Friendships and False HopesHey Doc:
I was going out with this 24-year-old girl for about 3 months. We enjoyed our time together but she fell for me pretty hard. Since it was only 3 months, I believe that her feelings were mostly infatuation, but I'm not sure now.
I panicked and broke up with her because I don't think I'm ready for that kind of commitment. I feel like I will hurt her later because I am not that experienced and still want to enjoy other women. Don't get me wrong, she was everything that I would need in a girlfriend, but my mind is not ready for a serious relationship with anyone. But I still love her company more than with most of my friends. I don't want to let go of her friendship, but I also don't want to give her false hope by enjoying her company too much.
She says that she feels hurt, but she understands where I am coming from and knows that we can only be friends. She has reassured me that I don't need to worry about her in that aspect, but I still do. We like doing a lot of the same things, which makes our time together very enjoyable whether we are intimate or not.
Is this wrong? Am I giving her false hope, even though we have reached a mutual understanding about where the friendship stands? Should I believe her when she says that she knows we can never be together? I mean it was only three months, and she's not a little girl. If she can bear this, I would love to still be her friend and kick with her without a relationship/commitment. What to do?

* **Written task 1**
Render everything in the records from the line containing "row-phone: Phone * (36, 226, 901, 296)" down to the line containing "row-country: Country *" as a Markdown table with columns No. and Entry, one row per line, skipping blank lines.

* **Material provided**
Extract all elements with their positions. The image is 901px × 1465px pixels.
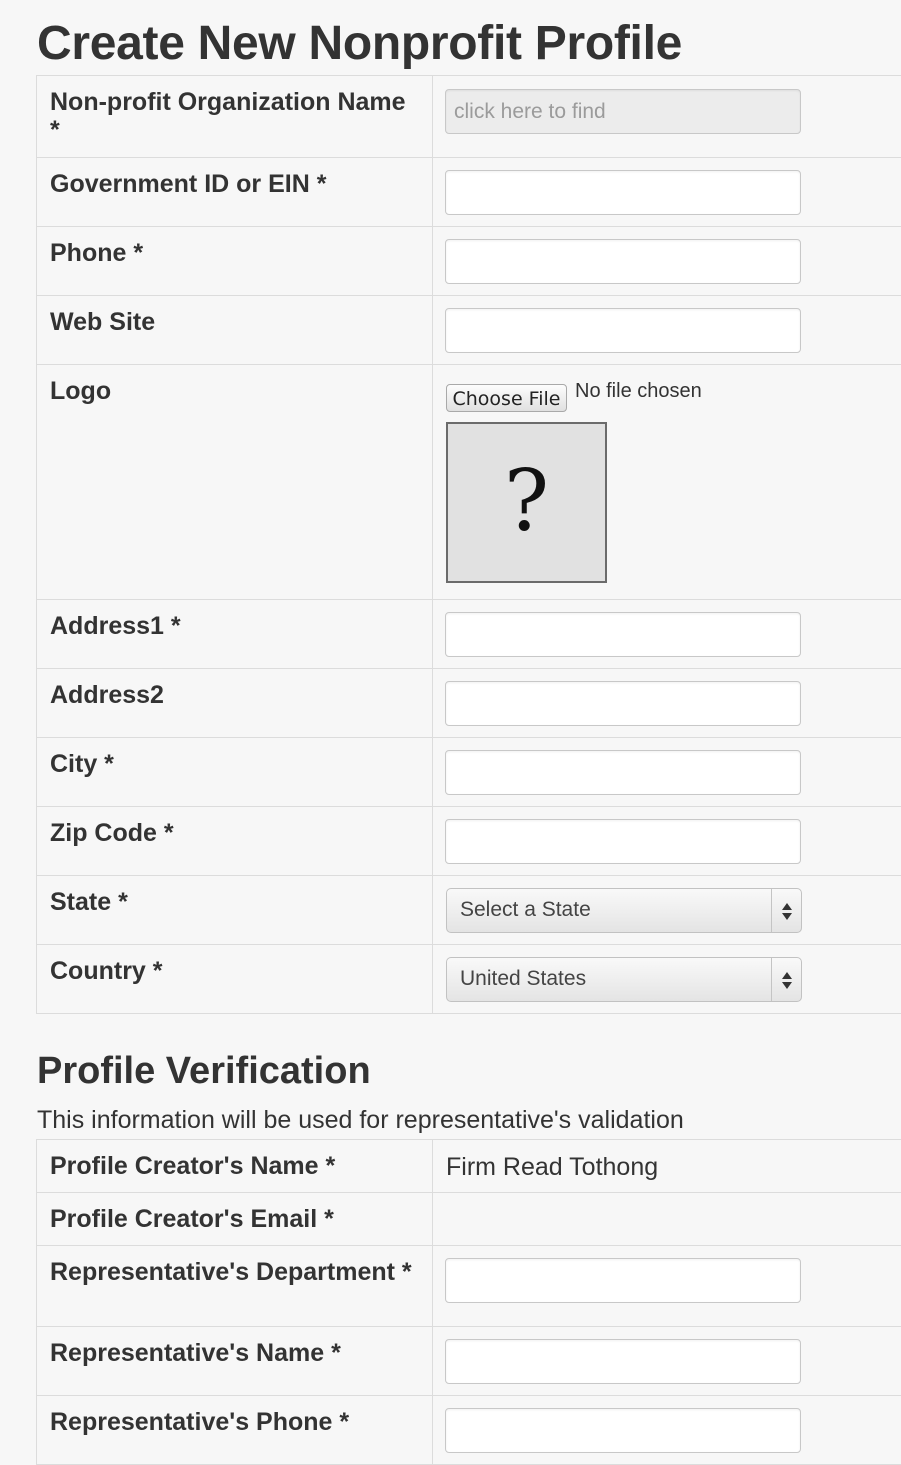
row-phone: Phone * (36, 226, 901, 296)
country-select-value: United States (460, 967, 587, 990)
row-rep-name: Representative's Name * (36, 1326, 901, 1396)
creator-email-value (433, 1193, 901, 1206)
address2-input[interactable] (445, 681, 801, 726)
zip-input[interactable] (445, 819, 801, 864)
creator-name-label: Profile Creator's Name * (50, 1152, 336, 1180)
creator-name-value: Firm Read Tothong (446, 1153, 659, 1181)
org-name-label: Non-profit Organization Name * (50, 88, 406, 144)
rep-name-label: Representative's Name * (50, 1339, 341, 1367)
select-arrows-icon (771, 889, 801, 932)
row-rep-phone: Representative's Phone * (36, 1395, 901, 1465)
row-rep-department: Representative's Department * (36, 1245, 901, 1327)
org-name-finder-input[interactable] (445, 89, 801, 134)
phone-label: Phone * (50, 239, 144, 267)
state-select-value: Select a State (460, 898, 591, 921)
row-country: Country * United States (36, 944, 901, 1014)
no-file-text: No file chosen (575, 380, 702, 402)
address1-input[interactable] (445, 612, 801, 657)
rep-department-label: Representative's Department * (50, 1258, 412, 1286)
organization-form: Non-profit Organization Name * Governmen… (36, 75, 901, 1014)
verification-form: Profile Creator's Name * Firm Read Totho… (36, 1139, 901, 1465)
state-label: State * (50, 888, 128, 916)
row-state: State * Select a State (36, 875, 901, 945)
logo-placeholder-image: ? (446, 422, 607, 583)
select-arrows-icon (771, 958, 801, 1001)
row-ein: Government ID or EIN * (36, 157, 901, 227)
state-select[interactable]: Select a State (446, 888, 802, 933)
rep-phone-input[interactable] (445, 1408, 801, 1453)
website-input[interactable] (445, 308, 801, 353)
row-zip: Zip Code * (36, 806, 901, 876)
address1-label: Address1 * (50, 612, 181, 640)
logo-label: Logo (50, 377, 112, 405)
website-label: Web Site (50, 308, 156, 336)
ein-input[interactable] (445, 170, 801, 215)
row-website: Web Site (36, 295, 901, 365)
row-city: City * (36, 737, 901, 807)
city-input[interactable] (445, 750, 801, 795)
rep-department-input[interactable] (445, 1258, 801, 1303)
row-logo: Logo Choose File No file chosen ? (36, 364, 901, 600)
phone-input[interactable] (445, 239, 801, 284)
rep-name-input[interactable] (445, 1339, 801, 1384)
country-select[interactable]: United States (446, 957, 802, 1002)
verification-subtitle: This information will be used for repres… (37, 1106, 684, 1134)
choose-file-button[interactable]: Choose File (446, 384, 567, 412)
row-org-name: Non-profit Organization Name * (36, 75, 901, 158)
creator-email-label: Profile Creator's Email * (50, 1205, 334, 1233)
row-creator-name: Profile Creator's Name * Firm Read Totho… (36, 1139, 901, 1193)
page-title: Create New Nonprofit Profile (37, 17, 683, 70)
row-creator-email: Profile Creator's Email * (36, 1192, 901, 1246)
ein-label: Government ID or EIN * (50, 170, 327, 198)
row-address2: Address2 (36, 668, 901, 738)
verification-title: Profile Verification (37, 1050, 371, 1092)
rep-phone-label: Representative's Phone * (50, 1408, 350, 1436)
question-mark-icon: ? (503, 452, 550, 550)
country-label: Country * (50, 957, 163, 985)
zip-label: Zip Code * (50, 819, 174, 847)
row-address1: Address1 * (36, 599, 901, 669)
address2-label: Address2 (50, 681, 164, 709)
city-label: City * (50, 750, 114, 778)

* **Written task 2**
Quote the entire letter about staying friends after a breakup word for word.

* **Problem solution 1**
| No. | Entry |
|---|---|
| 1 | row-phone: Phone * (36, 226, 901, 296) |
| 2 | country-select-value: United States (460, 967, 587, 990) |
| 3 | row-rep-name: Representative's Name * (36, 1326, 901, 1396) |
| 4 | creator-email-value (433, 1193, 901, 1206) |
| 5 | address2-input[interactable] (445, 681, 801, 726) |
| 6 | zip-input[interactable] (445, 819, 801, 864) |
| 7 | creator-name-label: Profile Creator's Name * (50, 1152, 336, 1180) |
| 8 | creator-name-value: Firm Read Tothong (446, 1153, 659, 1181) |
| 9 | org-name-label: Non-profit Organization Name * (50, 88, 406, 144) |
| 10 | rep-name-label: Representative's Name * (50, 1339, 341, 1367) |
| 11 | select-arrows-icon (771, 889, 801, 932) |
| 12 | row-rep-phone: Representative's Phone * (36, 1395, 901, 1465) |
| 13 | row-rep-department: Representative's Department * (36, 1245, 901, 1327) |
| 14 | org-name-finder-input[interactable] (445, 89, 801, 134) |
| 15 | phone-label: Phone * (50, 239, 144, 267) |
| 16 | state-select-value: Select a State (460, 898, 591, 921) |
| 17 | row-country: Country * United States (36, 944, 901, 1014) |

* **Problem solution 2**
Friendships and False HopesHey Doc:
I was going out with this 24-year-old girl for about 3 months. We enjoyed our time together but she fell for me pretty hard. Since it was only 3 months, I believe that her feelings were mostly infatuation, but I'm not sure now.
I panicked and broke up with her because I don't think I'm ready for that kind of commitment. I feel like I will hurt her later because I am not that experienced and still want to enjoy other women. Don't get me wrong, she was everything that I would need in a girlfriend, but my mind is not ready for a serious relationship with anyone. But I still love her company more than with most of my friends. I don't want to let go of her friendship, but I also don't want to give her false hope by enjoying her company too much.
She says that she feels hurt, but she understands where I am coming from and knows that we can only be friends. She has reassured me that I don't need to worry about her in that aspect, but I still do. We like doing a lot of the same things, which makes our time together very enjoyable whether we are intimate or not.
Is this wrong? Am I giving her false hope, even though we have reached a mutual understanding about where the friendship stands? Should I believe her when she says that she knows we can never be together? I mean it was only three months, and she's not a little girl. If she can bear this, I would love to still be her friend and kick with her without a relationship/commitment. What to do?